--- WRITTEN EXERCISE ---
Each entry in the listing below should be restated word for word.

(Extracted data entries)
** start **
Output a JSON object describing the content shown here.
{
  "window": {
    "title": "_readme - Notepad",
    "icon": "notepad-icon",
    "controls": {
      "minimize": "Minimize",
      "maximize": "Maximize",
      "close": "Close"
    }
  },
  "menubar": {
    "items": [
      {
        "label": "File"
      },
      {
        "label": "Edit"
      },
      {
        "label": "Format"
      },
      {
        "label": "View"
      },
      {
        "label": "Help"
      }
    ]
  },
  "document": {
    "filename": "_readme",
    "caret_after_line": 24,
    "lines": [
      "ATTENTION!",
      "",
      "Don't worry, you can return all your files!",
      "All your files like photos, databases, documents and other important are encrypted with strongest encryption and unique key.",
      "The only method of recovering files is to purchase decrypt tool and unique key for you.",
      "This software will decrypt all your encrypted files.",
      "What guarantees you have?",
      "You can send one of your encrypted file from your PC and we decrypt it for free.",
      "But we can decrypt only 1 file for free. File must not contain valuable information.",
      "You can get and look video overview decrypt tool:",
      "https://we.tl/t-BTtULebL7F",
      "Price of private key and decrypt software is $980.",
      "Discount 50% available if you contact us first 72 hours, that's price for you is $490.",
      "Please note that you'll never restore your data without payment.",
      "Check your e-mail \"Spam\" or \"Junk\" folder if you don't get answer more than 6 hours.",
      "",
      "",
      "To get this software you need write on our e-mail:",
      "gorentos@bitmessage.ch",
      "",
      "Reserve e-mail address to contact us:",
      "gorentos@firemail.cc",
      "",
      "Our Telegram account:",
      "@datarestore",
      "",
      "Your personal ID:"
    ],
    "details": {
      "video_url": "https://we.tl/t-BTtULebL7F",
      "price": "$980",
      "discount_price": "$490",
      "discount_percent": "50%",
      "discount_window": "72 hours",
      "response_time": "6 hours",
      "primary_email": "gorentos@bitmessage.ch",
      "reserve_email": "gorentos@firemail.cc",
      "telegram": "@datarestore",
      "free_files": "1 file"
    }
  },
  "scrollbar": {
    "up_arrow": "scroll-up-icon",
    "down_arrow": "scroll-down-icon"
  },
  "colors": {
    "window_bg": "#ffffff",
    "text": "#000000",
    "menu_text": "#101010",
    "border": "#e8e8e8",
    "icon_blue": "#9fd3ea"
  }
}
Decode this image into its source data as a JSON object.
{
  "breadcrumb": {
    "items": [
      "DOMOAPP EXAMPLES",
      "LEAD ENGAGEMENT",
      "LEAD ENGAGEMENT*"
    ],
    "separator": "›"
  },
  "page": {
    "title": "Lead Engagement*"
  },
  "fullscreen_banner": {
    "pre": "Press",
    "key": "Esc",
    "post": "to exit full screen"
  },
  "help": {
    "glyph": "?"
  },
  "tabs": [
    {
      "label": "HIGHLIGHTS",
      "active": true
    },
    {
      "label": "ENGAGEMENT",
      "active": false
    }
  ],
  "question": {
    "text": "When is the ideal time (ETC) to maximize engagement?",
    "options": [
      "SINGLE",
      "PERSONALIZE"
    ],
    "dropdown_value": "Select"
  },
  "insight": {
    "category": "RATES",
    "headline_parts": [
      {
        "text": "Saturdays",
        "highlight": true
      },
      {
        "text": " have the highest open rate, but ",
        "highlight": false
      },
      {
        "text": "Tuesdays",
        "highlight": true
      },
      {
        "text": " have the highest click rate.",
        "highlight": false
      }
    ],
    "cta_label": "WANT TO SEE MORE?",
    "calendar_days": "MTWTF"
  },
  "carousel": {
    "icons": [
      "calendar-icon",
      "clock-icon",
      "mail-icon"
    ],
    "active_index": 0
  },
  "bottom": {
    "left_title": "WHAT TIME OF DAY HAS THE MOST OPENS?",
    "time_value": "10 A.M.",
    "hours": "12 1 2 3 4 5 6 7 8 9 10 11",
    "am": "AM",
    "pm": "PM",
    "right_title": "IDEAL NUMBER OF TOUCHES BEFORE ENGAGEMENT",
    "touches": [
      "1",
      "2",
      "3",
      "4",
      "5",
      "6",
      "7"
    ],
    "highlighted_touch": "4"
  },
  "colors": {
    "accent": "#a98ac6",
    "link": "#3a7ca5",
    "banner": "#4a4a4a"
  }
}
** end **
--- CORRECT RESPONSE ---
Output a JSON object describing the content shown here.
{
  "window": {
    "title": "_readme - Notepad",
    "icon": "notepad-icon",
    "controls": {
      "minimize": "Minimize",
      "maximize": "Maximize",
      "close": "Close"
    }
  },
  "menubar": {
    "items": [
      {
        "label": "File"
      },
      {
        "label": "Edit"
      },
      {
        "label": "Format"
      },
      {
        "label": "View"
      },
      {
        "label": "Help"
      }
    ]
  },
  "document": {
    "filename": "_readme",
    "caret_after_line": 24,
    "lines": [
      "ATTENTION!",
      "",
      "Don't worry, you can return all your files!",
      "All your files like photos, databases, documents and other important are encrypted with strongest encryption and unique key.",
      "The only method of recovering files is to purchase decrypt tool and unique key for you.",
      "This software will decrypt all your encrypted files.",
      "What guarantees you have?",
      "You can send one of your encrypted file from your PC and we decrypt it for free.",
      "But we can decrypt only 1 file for free. File must not contain valuable information.",
      "You can get and look video overview decrypt tool:",
      "https://we.tl/t-BTtULebL7F",
      "Price of private key and decrypt software is $980.",
      "Discount 50% available if you contact us first 72 hours, that's price for you is $490.",
      "Please note that you'll never restore your data without payment.",
      "Check your e-mail \"Spam\" or \"Junk\" folder if you don't get answer more than 6 hours.",
      "",
      "",
      "To get this software you need write on our e-mail:",
      "gorentos@bitmessage.ch",
      "",
      "Reserve e-mail address to contact us:",
      "gorentos@firemail.cc",
      "",
      "Our Telegram account:",
      "@datarestore",
      "",
      "Your personal ID:"
    ],
    "details": {
      "video_url": "https://we.tl/t-BTtULebL7F",
      "price": "$980",
      "discount_price": "$490",
      "discount_percent": "50%",
      "discount_window": "72 hours",
      "response_time": "6 hours",
      "primary_email": "gorentos@bitmessage.ch",
      "reserve_email": "gorentos@firemail.cc",
      "telegram": "@datarestore",
      "free_files": "1 file"
    }
  },
  "scrollbar": {
    "up_arrow": "scroll-up-icon",
    "down_arrow": "scroll-down-icon"
  },
  "colors": {
    "window_bg": "#ffffff",
    "text": "#000000",
    "menu_text": "#101010",
    "border": "#e8e8e8",
    "icon_blue": "#9fd3ea"
  }
}
Decode this image into its source data as a JSON object.
{
  "breadcrumb": {
    "items": [
      "DOMOAPP EXAMPLES",
      "LEAD ENGAGEMENT",
      "LEAD ENGAGEMENT*"
    ],
    "separator": "›"
  },
  "page": {
    "title": "Lead Engagement*"
  },
  "fullscreen_banner": {
    "pre": "Press",
    "key": "Esc",
    "post": "to exit full screen"
  },
  "help": {
    "glyph": "?"
  },
  "tabs": [
    {
      "label": "HIGHLIGHTS",
      "active": true
    },
    {
      "label": "ENGAGEMENT",
      "active": false
    }
  ],
  "question": {
    "text": "When is the ideal time (ETC) to maximize engagement?",
    "options": [
      "SINGLE",
      "PERSONALIZE"
    ],
    "dropdown_value": "Select"
  },
  "insight": {
    "category": "RATES",
    "headline_parts": [
      {
        "text": "Saturdays",
        "highlight": true
      },
      {
        "text": " have the highest open rate, but ",
        "highlight": false
      },
      {
        "text": "Tuesdays",
        "highlight": true
      },
      {
        "text": " have the highest click rate.",
        "highlight": false
      }
    ],
    "cta_label": "WANT TO SEE MORE?",
    "calendar_days": "MTWTF"
  },
  "carousel": {
    "icons": [
      "calendar-icon",
      "clock-icon",
      "mail-icon"
    ],
    "active_index": 0
  },
  "bottom": {
    "left_title": "WHAT TIME OF DAY HAS THE MOST OPENS?",
    "time_value": "10 A.M.",
    "hours": "12 1 2 3 4 5 6 7 8 9 10 11",
    "am": "AM",
    "pm": "PM",
    "right_title": "IDEAL NUMBER OF TOUCHES BEFORE ENGAGEMENT",
    "touches": [
      "1",
      "2",
      "3",
      "4",
      "5",
      "6",
      "7"
    ],
    "highlighted_touch": "4"
  },
  "colors": {
    "accent": "#a98ac6",
    "link": "#3a7ca5",
    "banner": "#4a4a4a"
  }
}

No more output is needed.